--- Begin Records for this exercise ---

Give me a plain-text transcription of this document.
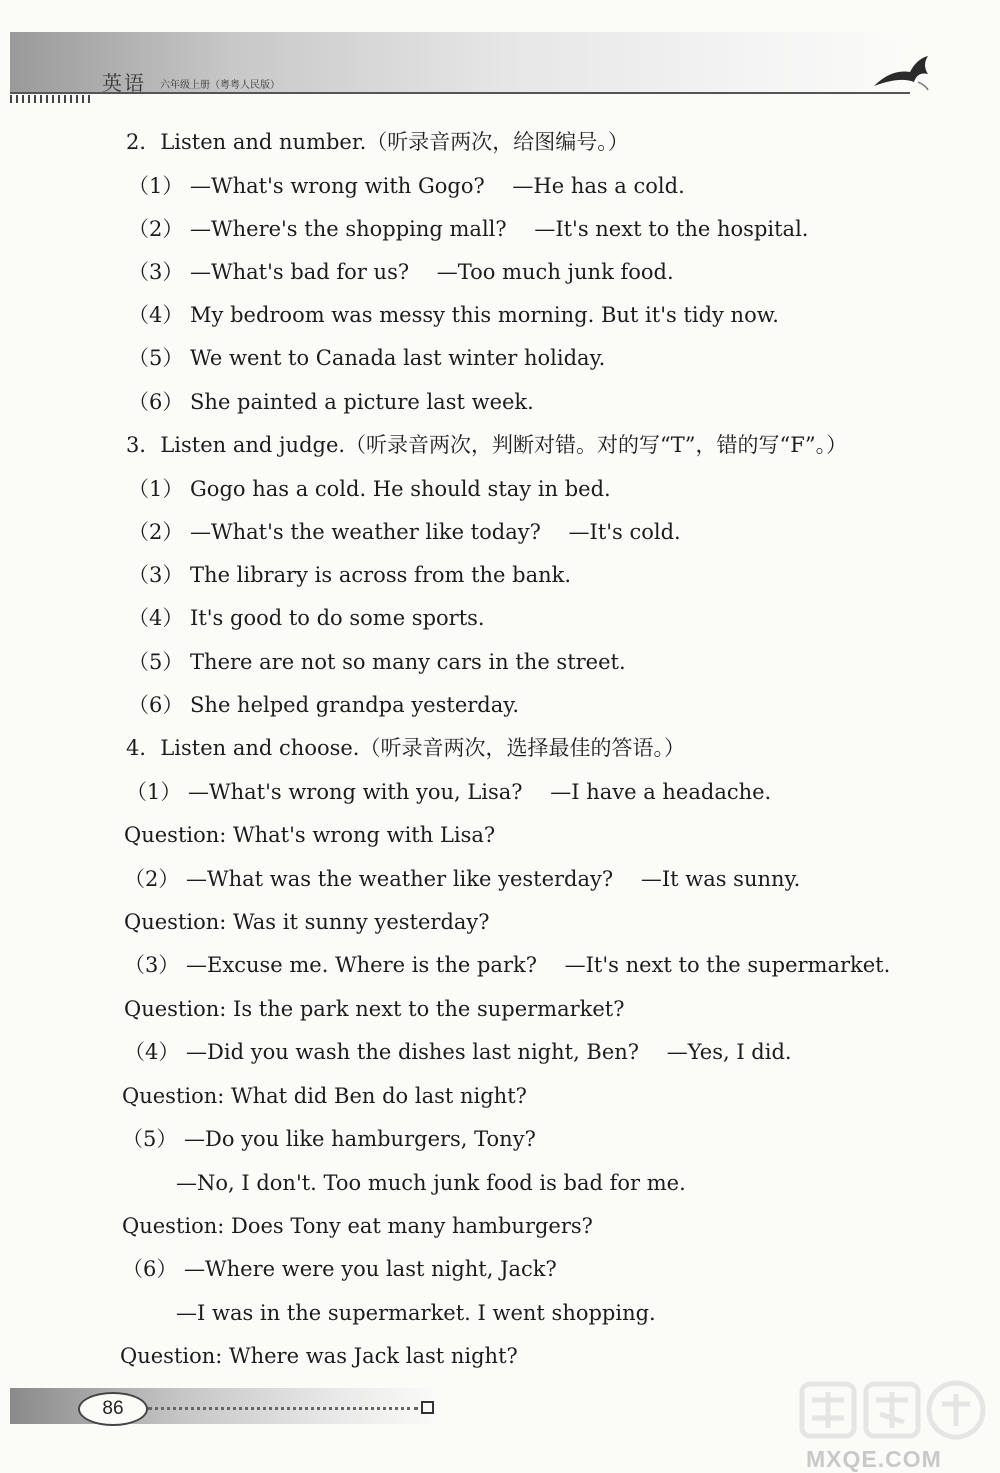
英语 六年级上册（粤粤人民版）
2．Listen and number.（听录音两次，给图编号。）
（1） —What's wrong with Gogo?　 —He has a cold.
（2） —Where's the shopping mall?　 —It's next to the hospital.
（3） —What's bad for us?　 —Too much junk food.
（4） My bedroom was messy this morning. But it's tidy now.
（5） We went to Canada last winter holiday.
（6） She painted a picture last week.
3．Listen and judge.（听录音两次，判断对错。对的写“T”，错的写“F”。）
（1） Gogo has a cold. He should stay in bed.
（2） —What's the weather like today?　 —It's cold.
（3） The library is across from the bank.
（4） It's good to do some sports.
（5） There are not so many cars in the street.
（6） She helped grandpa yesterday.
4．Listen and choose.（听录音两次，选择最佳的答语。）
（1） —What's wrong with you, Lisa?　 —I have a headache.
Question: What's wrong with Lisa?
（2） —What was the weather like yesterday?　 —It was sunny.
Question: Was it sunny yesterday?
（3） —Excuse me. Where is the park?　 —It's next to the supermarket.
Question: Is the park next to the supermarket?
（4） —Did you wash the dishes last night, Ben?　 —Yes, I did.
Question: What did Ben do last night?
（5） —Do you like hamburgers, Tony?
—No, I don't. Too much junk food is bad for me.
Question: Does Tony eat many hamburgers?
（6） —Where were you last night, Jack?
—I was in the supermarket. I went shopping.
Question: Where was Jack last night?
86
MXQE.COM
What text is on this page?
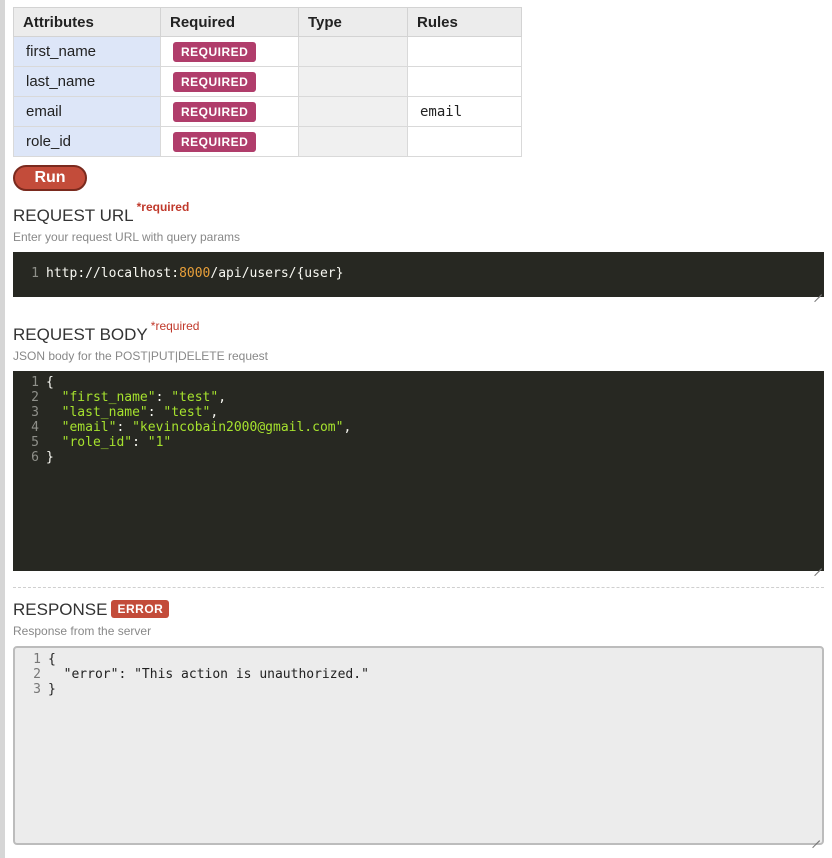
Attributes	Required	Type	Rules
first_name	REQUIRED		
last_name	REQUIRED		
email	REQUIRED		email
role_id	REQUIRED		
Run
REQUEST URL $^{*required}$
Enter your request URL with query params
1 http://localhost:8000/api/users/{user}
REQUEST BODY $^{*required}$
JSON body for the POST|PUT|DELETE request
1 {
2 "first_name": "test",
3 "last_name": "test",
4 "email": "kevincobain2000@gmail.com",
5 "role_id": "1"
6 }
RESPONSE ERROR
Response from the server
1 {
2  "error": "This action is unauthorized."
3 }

--- End Records for this exercise ---
--- Begin Records for this exercise ---

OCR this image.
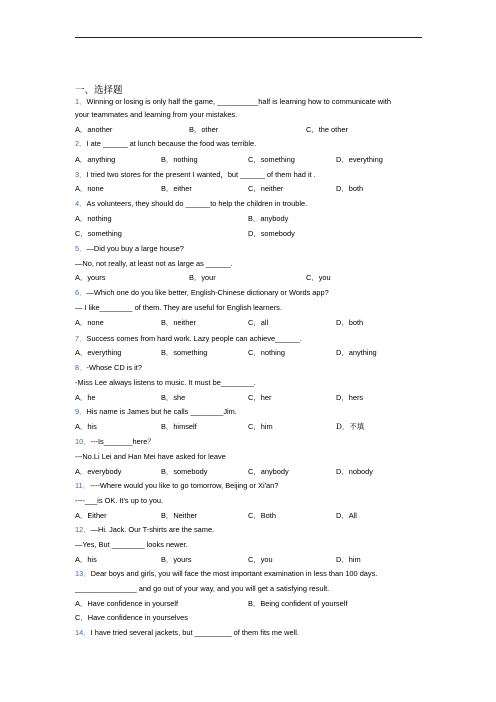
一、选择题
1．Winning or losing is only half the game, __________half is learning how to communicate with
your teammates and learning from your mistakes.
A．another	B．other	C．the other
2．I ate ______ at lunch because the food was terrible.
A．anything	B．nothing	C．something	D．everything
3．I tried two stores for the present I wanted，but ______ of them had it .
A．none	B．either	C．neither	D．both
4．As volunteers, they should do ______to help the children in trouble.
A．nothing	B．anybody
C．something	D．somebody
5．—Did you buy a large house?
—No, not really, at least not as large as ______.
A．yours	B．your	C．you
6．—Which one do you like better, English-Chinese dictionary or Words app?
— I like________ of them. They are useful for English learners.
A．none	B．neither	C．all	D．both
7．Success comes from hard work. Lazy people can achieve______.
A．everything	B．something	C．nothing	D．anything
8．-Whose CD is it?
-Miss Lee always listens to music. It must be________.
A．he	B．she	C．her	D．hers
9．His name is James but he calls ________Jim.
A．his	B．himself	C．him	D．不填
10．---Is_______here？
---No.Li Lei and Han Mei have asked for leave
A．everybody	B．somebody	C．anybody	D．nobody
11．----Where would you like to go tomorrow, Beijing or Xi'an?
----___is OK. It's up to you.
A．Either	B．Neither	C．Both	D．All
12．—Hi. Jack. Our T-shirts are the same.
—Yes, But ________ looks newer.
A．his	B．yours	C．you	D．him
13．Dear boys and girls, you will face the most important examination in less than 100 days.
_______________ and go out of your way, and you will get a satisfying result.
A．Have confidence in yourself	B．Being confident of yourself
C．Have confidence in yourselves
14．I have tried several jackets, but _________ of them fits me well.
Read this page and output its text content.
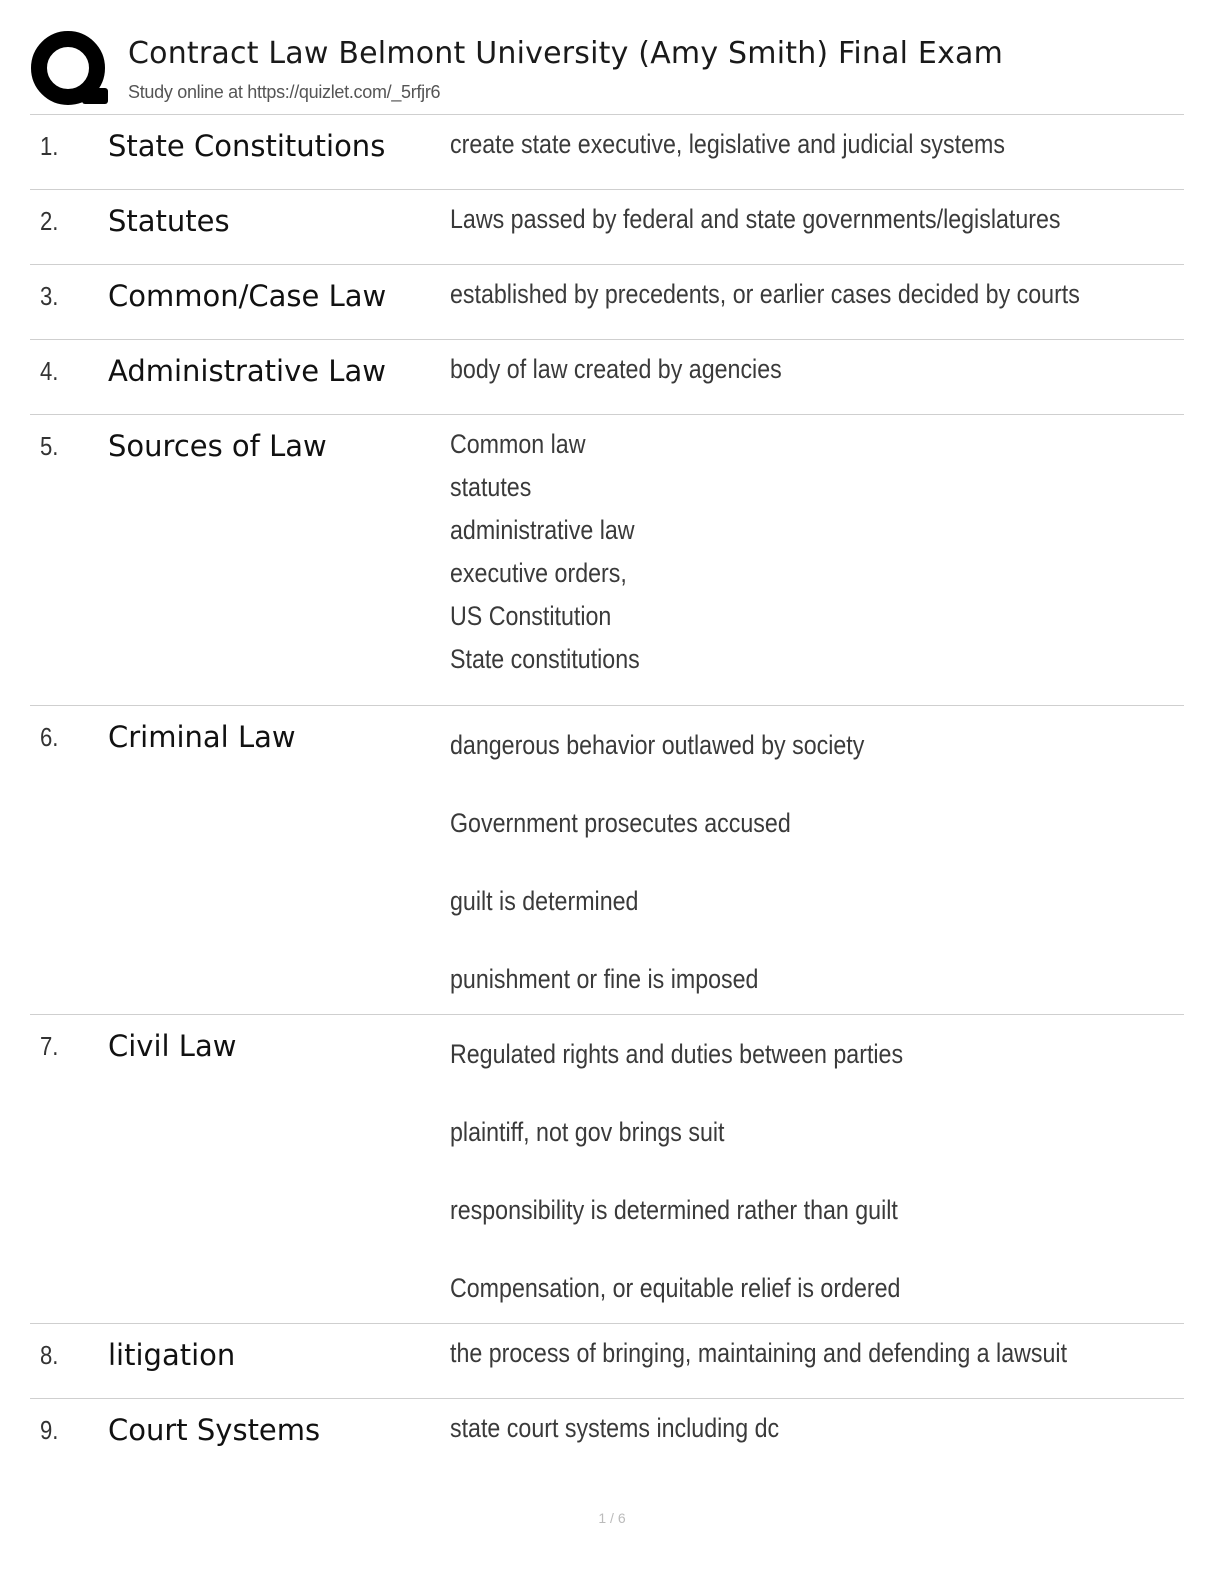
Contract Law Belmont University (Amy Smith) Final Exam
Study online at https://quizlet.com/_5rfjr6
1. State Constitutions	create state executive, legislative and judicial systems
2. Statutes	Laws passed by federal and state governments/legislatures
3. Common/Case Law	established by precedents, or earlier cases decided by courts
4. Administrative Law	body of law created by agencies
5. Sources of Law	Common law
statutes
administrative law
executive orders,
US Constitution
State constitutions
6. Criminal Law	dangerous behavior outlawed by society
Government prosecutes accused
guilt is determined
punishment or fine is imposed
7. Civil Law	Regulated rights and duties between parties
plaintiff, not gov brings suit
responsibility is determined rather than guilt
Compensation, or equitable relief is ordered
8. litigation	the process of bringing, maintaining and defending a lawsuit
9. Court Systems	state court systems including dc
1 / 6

--- End Records for this exercise ---

Task statement: Extract every line of the records above that contains the word "none".

Answer to the exercise:
A．none	B．either	C．neither	D．both
A．none	B．neither	C．all	D．both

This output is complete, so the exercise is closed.